DO THIS:
Write out, unchanged, the lines of the listing from the one containing "svg-text:DOOR: DOOR bbox=[99, 225, 110, 229]" through the one containing "svg-text:GND: GND bbox=[185, 150, 193, 154]", both included.

━━━━━━━━━━━━━━━━━━━━

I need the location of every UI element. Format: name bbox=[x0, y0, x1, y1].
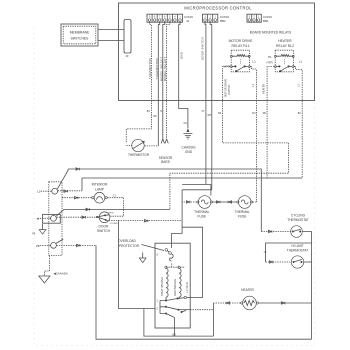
svg-text:DOOR: DOOR bbox=[99, 225, 110, 229]
svg-text:BK: BK bbox=[298, 113, 302, 115]
switch RL2 bbox=[274, 66, 276, 68]
svg-text:J4: J4 bbox=[186, 19, 190, 23]
coil RL1 bbox=[230, 55, 232, 57]
cycling thermostat bbox=[261, 214, 311, 340]
svg-text:J3: J3 bbox=[125, 54, 129, 58]
svg-text:OVERLOAD: OVERLOAD bbox=[118, 239, 136, 243]
svg-text:HEATER: HEATER bbox=[261, 84, 265, 94]
svg-text:GND: GND bbox=[185, 150, 193, 154]
svg-text:HEATER: HEATER bbox=[278, 39, 292, 43]
svg-text:DOOR SWITCH: DOOR SWITCH bbox=[200, 37, 204, 60]
svg-text:SWITCH: SWITCH bbox=[97, 229, 111, 233]
svg-text:BOARD MOUNTED RELAYS: BOARD MOUNTED RELAYS bbox=[250, 30, 292, 34]
winding top rail bbox=[166, 264, 185, 268]
svg-text:RELAY RL2: RELAY RL2 bbox=[276, 44, 294, 48]
svg-text:PROTECTOR: PROTECTOR bbox=[119, 244, 140, 248]
wire L1 bus to cycling thermostat bbox=[68, 169, 261, 232]
svg-text:◀CANADA: ◀CANADA bbox=[54, 271, 68, 275]
svg-text:MICROPROCESSOR CONTROL: MICROPROCESSOR CONTROL bbox=[184, 6, 252, 11]
svg-text:SWITCHES: SWITCHES bbox=[71, 37, 90, 41]
connector J4 bbox=[147, 14, 193, 23]
svg-text:THERMAL: THERMAL bbox=[235, 210, 250, 214]
connector BB1 bbox=[247, 14, 272, 23]
terminal L1 bbox=[52, 188, 58, 194]
ground motor bbox=[142, 253, 144, 259]
svg-text:L1: L1 bbox=[37, 190, 41, 194]
svg-text:P1: P1 bbox=[268, 55, 272, 59]
svg-text:MOTOR DRIVE: MOTOR DRIVE bbox=[224, 78, 228, 97]
switch RL1 bbox=[230, 66, 232, 68]
canada ground bbox=[39, 256, 68, 284]
svg-text:BB2: BB2 bbox=[220, 19, 226, 23]
svg-text:OPEN: OPEN bbox=[108, 212, 114, 214]
wire J4 pin1 chassis gnd bbox=[179, 22, 188, 128]
wire membrane to J3 bbox=[98, 29, 124, 31]
svg-text:BU: BU bbox=[147, 111, 151, 113]
svg-text:CHASSIS: CHASSIS bbox=[182, 145, 196, 149]
sensor bars bbox=[159, 139, 173, 164]
wire RL1 L1 output bbox=[250, 67, 256, 202]
wire hot bus to heater relay L1 bbox=[82, 178, 302, 191]
svg-text:1-2 HELIX: 1-2 HELIX bbox=[186, 282, 189, 293]
thermal fuse F2 bbox=[235, 196, 253, 219]
svg-text:SENSOR: SENSOR bbox=[159, 156, 173, 160]
wire J4 pin9 to thermistor bbox=[126, 22, 151, 143]
svg-text:HEATER: HEATER bbox=[241, 288, 254, 292]
svg-text:WH: WH bbox=[208, 115, 212, 117]
svg-text:FUSE: FUSE bbox=[238, 214, 247, 218]
svg-text:RELAY RL1: RELAY RL1 bbox=[232, 44, 250, 48]
svg-text:HI LIMIT: HI LIMIT bbox=[291, 244, 303, 248]
svg-text:MODEL SELECT: MODEL SELECT bbox=[163, 56, 167, 81]
wire door to motor common bbox=[119, 220, 155, 308]
interior lamp bbox=[62, 182, 124, 216]
centrifugal switch bbox=[165, 297, 167, 300]
svg-text:GND: GND bbox=[180, 52, 184, 59]
chassis ground bbox=[182, 128, 196, 154]
svg-text:GN: GN bbox=[184, 123, 188, 125]
thermal fuse F1 bbox=[194, 196, 212, 219]
wire between fuses bbox=[213, 201, 237, 203]
wire L2 down to bottom bbox=[96, 245, 312, 339]
terminal block bbox=[32, 169, 96, 256]
wire to motor common bottom bbox=[144, 309, 214, 337]
connector BB2 bbox=[203, 14, 229, 23]
svg-text:INTERIOR: INTERIOR bbox=[92, 182, 108, 186]
svg-text:BU: BU bbox=[252, 113, 256, 115]
svg-text:FUSE: FUSE bbox=[198, 214, 207, 218]
motor box M1 bbox=[118, 239, 190, 336]
svg-text:L2: L2 bbox=[36, 244, 40, 248]
wire BB2 pin2 bbox=[210, 22, 212, 190]
svg-text:MOTOR DRIVE: MOTOR DRIVE bbox=[229, 39, 254, 43]
wire BB2 pin3 bbox=[204, 22, 207, 184]
thermistor RT1 bbox=[126, 139, 158, 157]
wire BB2 cluster to fuse bbox=[182, 185, 211, 196]
svg-text:RD: RD bbox=[154, 116, 158, 118]
svg-text:N: N bbox=[37, 217, 39, 221]
overload protector symbol bbox=[165, 249, 168, 252]
wire neutral bus to motor bbox=[56, 209, 170, 216]
relay RL2 heater bbox=[267, 39, 303, 72]
svg-text:THERMISTOR: THERMISTOR bbox=[128, 153, 150, 157]
wire fuse2 to relay L1 bbox=[253, 201, 257, 202]
page border dotted bbox=[34, 28, 315, 346]
wire RL1 MTR output bbox=[170, 67, 289, 210]
microprocessor control box U1 bbox=[119, 3, 315, 101]
relay RL1 motor drive bbox=[224, 39, 257, 72]
wire motor lower right exit bbox=[190, 309, 213, 311]
coil RL2 bbox=[274, 55, 276, 57]
heater element bbox=[214, 288, 312, 336]
svg-text:CYCLING: CYCLING bbox=[291, 214, 306, 218]
svg-text:MAIN WINDING: MAIN WINDING bbox=[174, 279, 177, 296]
svg-text:CLOSED: CLOSED bbox=[110, 223, 119, 225]
wire RL2 L1 output bbox=[294, 67, 302, 178]
svg-text:HTR: HTR bbox=[267, 61, 274, 65]
wire J4 pin7 thermistor return bbox=[158, 22, 159, 146]
svg-text:THERMISTOR: THERMISTOR bbox=[148, 58, 152, 79]
svg-text:LAMP: LAMP bbox=[95, 187, 105, 191]
wire motor feed right bbox=[182, 227, 202, 297]
wire J4 pin5 sensor bar 2 bbox=[167, 22, 170, 139]
svg-text:BB1: BB1 bbox=[263, 19, 269, 23]
svg-text:THERMAL: THERMAL bbox=[194, 210, 209, 214]
hi limit thermostat bbox=[264, 243, 312, 268]
wire membrane to J3 bbox=[98, 40, 124, 42]
svg-text:L1: L1 bbox=[299, 60, 303, 64]
svg-text:BK: BK bbox=[218, 113, 222, 115]
svg-text:THERMOSTAT: THERMOSTAT bbox=[287, 249, 309, 253]
wire fuse branch vertical to motor bbox=[172, 190, 183, 248]
terminal N bbox=[43, 214, 61, 223]
svg-text:MEMBRANE: MEMBRANE bbox=[70, 31, 90, 35]
main winding bbox=[179, 268, 181, 297]
start winding bbox=[166, 268, 168, 297]
door switch bbox=[96, 212, 118, 233]
svg-text:RD: RD bbox=[263, 113, 267, 115]
wire door lower contact to fuse branch bbox=[107, 219, 183, 221]
terminal L2 bbox=[51, 243, 57, 249]
svg-text:START WINDING: START WINDING bbox=[161, 277, 164, 296]
svg-text:THERMOSTAT: THERMOSTAT bbox=[287, 218, 309, 222]
svg-text:OUTPUT: OUTPUT bbox=[227, 84, 231, 95]
svg-text:BARS: BARS bbox=[161, 160, 170, 164]
wire RL2 HTR output bbox=[267, 67, 274, 178]
wire J4 pin6 sensor bar 1 bbox=[163, 22, 165, 139]
ground at N bbox=[42, 224, 44, 230]
wire code labels bbox=[147, 111, 302, 125]
wire fuse1 left to door branch bbox=[182, 201, 197, 202]
svg-text:L1: L1 bbox=[253, 60, 257, 64]
svg-text:THERMISTOR: THERMISTOR bbox=[155, 58, 159, 79]
membrane switches box bbox=[61, 24, 98, 46]
connector J3 bbox=[124, 20, 131, 54]
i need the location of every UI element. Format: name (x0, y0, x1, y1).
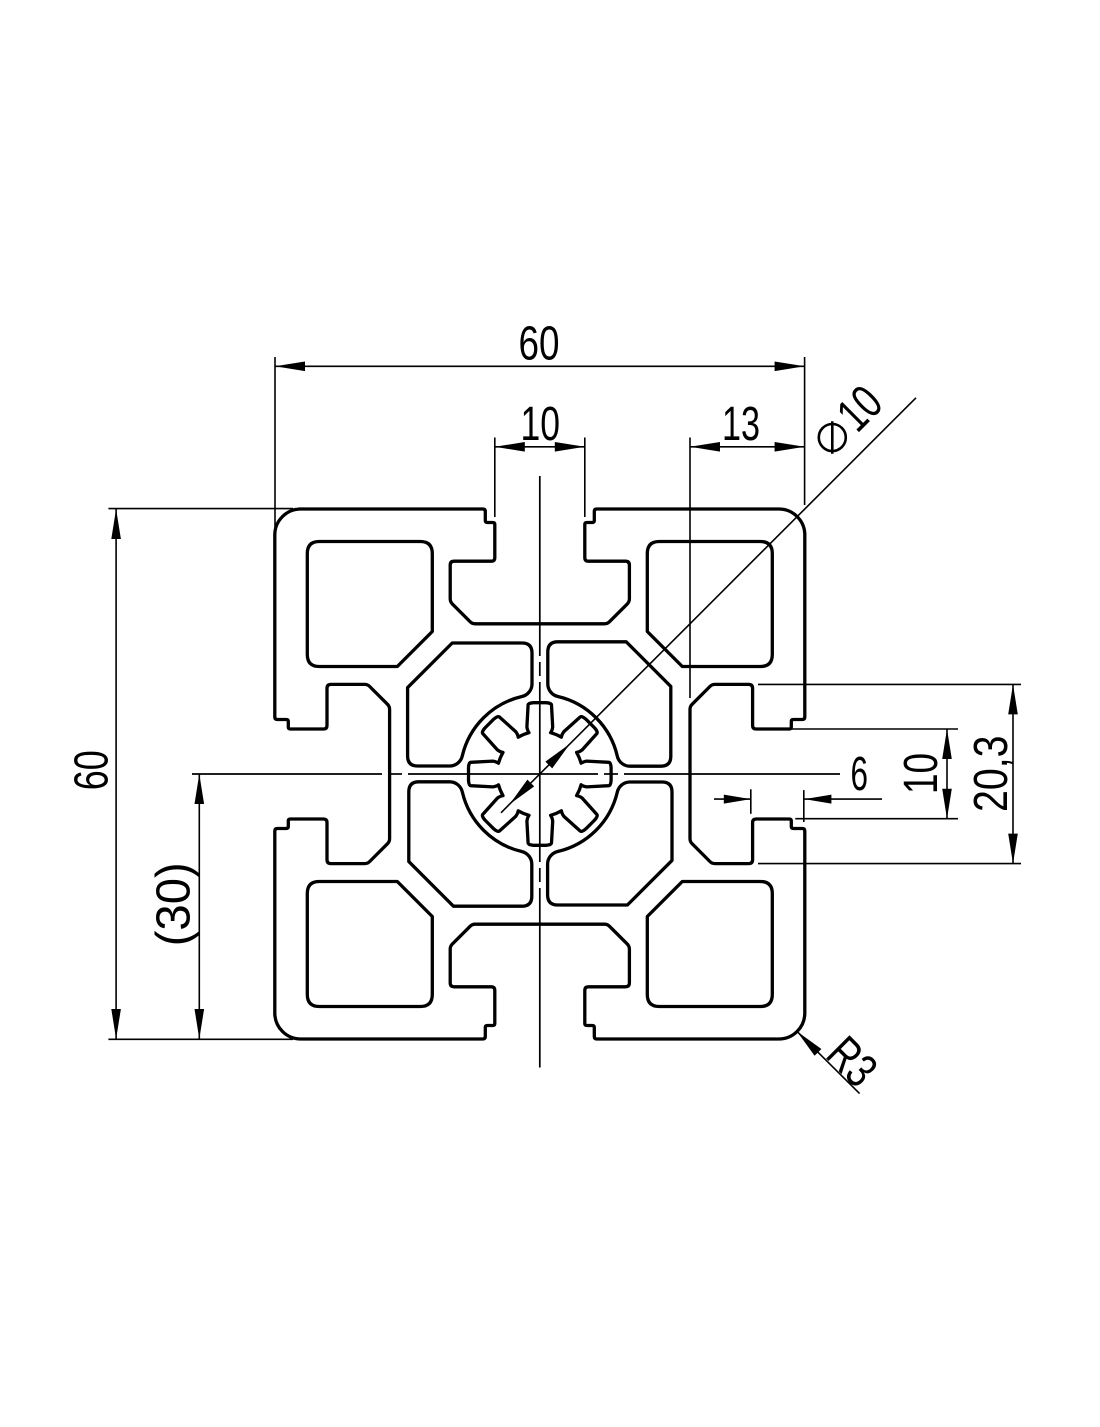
svg-text:10: 10 (895, 753, 948, 794)
svg-text:13: 13 (722, 398, 760, 451)
svg-text:60: 60 (519, 318, 560, 371)
svg-text:6: 6 (851, 748, 869, 801)
svg-text:60: 60 (66, 750, 119, 790)
svg-text:20,3: 20,3 (965, 736, 1018, 813)
svg-text:(30): (30) (148, 862, 201, 946)
svg-text:10: 10 (521, 398, 561, 451)
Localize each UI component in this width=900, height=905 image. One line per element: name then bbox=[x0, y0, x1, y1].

━━━━━━━━━━━━━━━━━━━━

SOLVED EXERCISE:
svg-text:DOOR: DOOR bbox=[99, 225, 110, 229]
svg-text:BK: BK bbox=[298, 113, 302, 115]
switch RL2 bbox=[274, 66, 276, 68]
svg-text:J4: J4 bbox=[186, 19, 190, 23]
coil RL1 bbox=[230, 55, 232, 57]
cycling thermostat bbox=[261, 214, 311, 340]
svg-text:J3: J3 bbox=[125, 54, 129, 58]
svg-text:OVERLOAD: OVERLOAD bbox=[118, 239, 136, 243]
svg-text:HEATER: HEATER bbox=[261, 84, 265, 94]
svg-text:GND: GND bbox=[185, 150, 193, 154]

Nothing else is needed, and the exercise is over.